Copy all of the material word for word, except for the pictures.

Dataset entries
┌──

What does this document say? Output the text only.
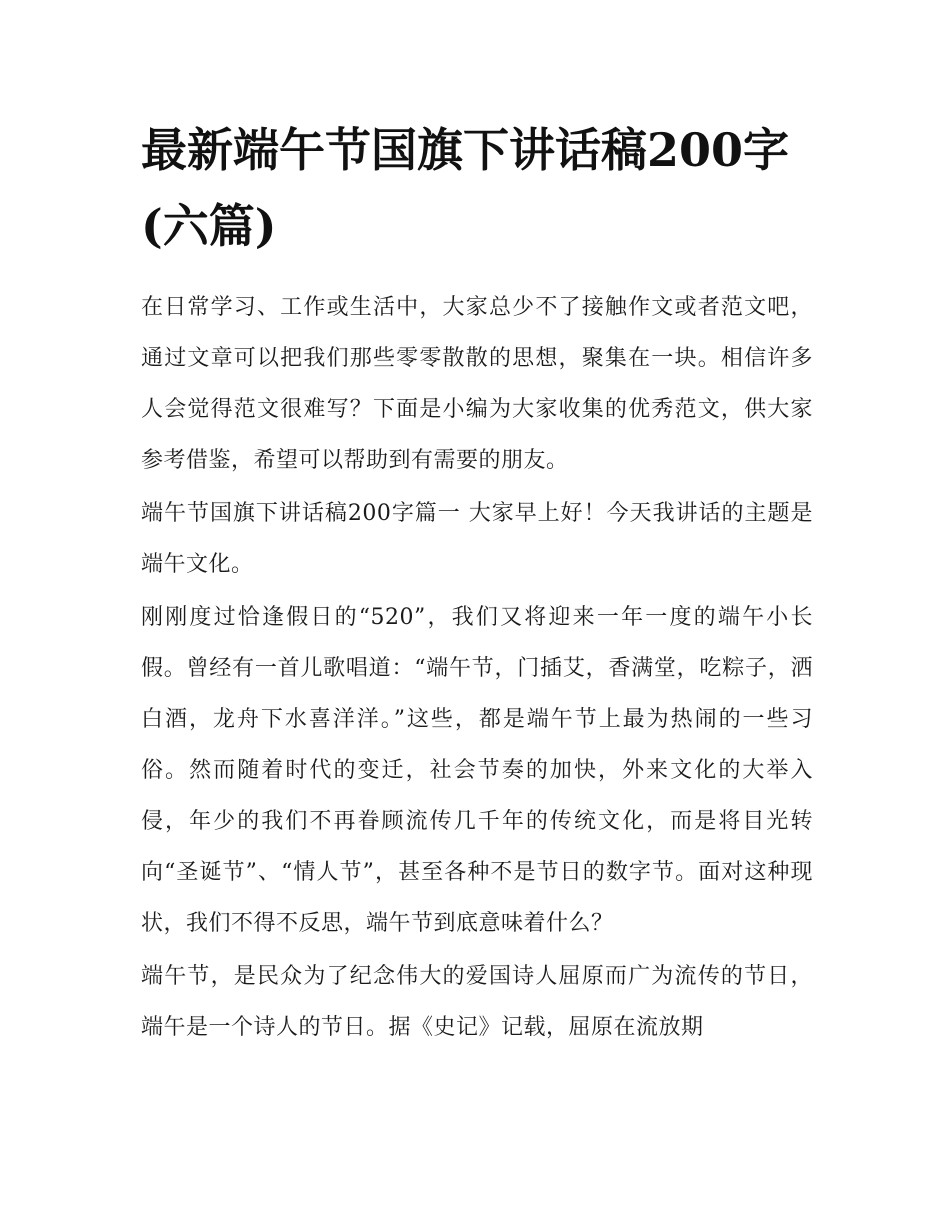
最新端午节国旗下讲话稿200字(六篇)

在日常学习、工作或生活中，大家总少不了接触作文或者范文吧，通过文章可以把我们那些零零散散的思想，聚集在一块。相信许多人会觉得范文很难写？下面是小编为大家收集的优秀范文，供大家参考借鉴，希望可以帮助到有需要的朋友。

端午节国旗下讲话稿200字篇一 大家早上好！今天我讲话的主题是端午文化。

刚刚度过恰逢假日的“520”，我们又将迎来一年一度的端午小长假。曾经有一首儿歌唱道：“端午节，门插艾，香满堂，吃粽子，洒白酒，龙舟下水喜洋洋。”这些，都是端午节上最为热闹的一些习俗。然而随着时代的变迁，社会节奏的加快，外来文化的大举入侵，年少的我们不再眷顾流传几千年的传统文化，而是将目光转向“圣诞节”、“情人节”，甚至各种不是节日的数字节。面对这种现状，我们不得不反思，端午节到底意味着什么？

端午节，是民众为了纪念伟大的爱国诗人屈原而广为流传的节日，端午是一个诗人的节日。据《史记》记载，屈原在流放期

└──

Exercise solution:
What does this document say? Output the text only.
最新端午节国旗下讲话稿200字(六篇)

在日常学习、工作或生活中，大家总少不了接触作文或者范文吧，通过文章可以把我们那些零零散散的思想，聚集在一块。相信许多人会觉得范文很难写？下面是小编为大家收集的优秀范文，供大家参考借鉴，希望可以帮助到有需要的朋友。

端午节国旗下讲话稿200字篇一 大家早上好！今天我讲话的主题是端午文化。

刚刚度过恰逢假日的“520”，我们又将迎来一年一度的端午小长假。曾经有一首儿歌唱道：“端午节，门插艾，香满堂，吃粽子，洒白酒，龙舟下水喜洋洋。”这些，都是端午节上最为热闹的一些习俗。然而随着时代的变迁，社会节奏的加快，外来文化的大举入侵，年少的我们不再眷顾流传几千年的传统文化，而是将目光转向“圣诞节”、“情人节”，甚至各种不是节日的数字节。面对这种现状，我们不得不反思，端午节到底意味着什么？

端午节，是民众为了纪念伟大的爱国诗人屈原而广为流传的节日，端午是一个诗人的节日。据《史记》记载，屈原在流放期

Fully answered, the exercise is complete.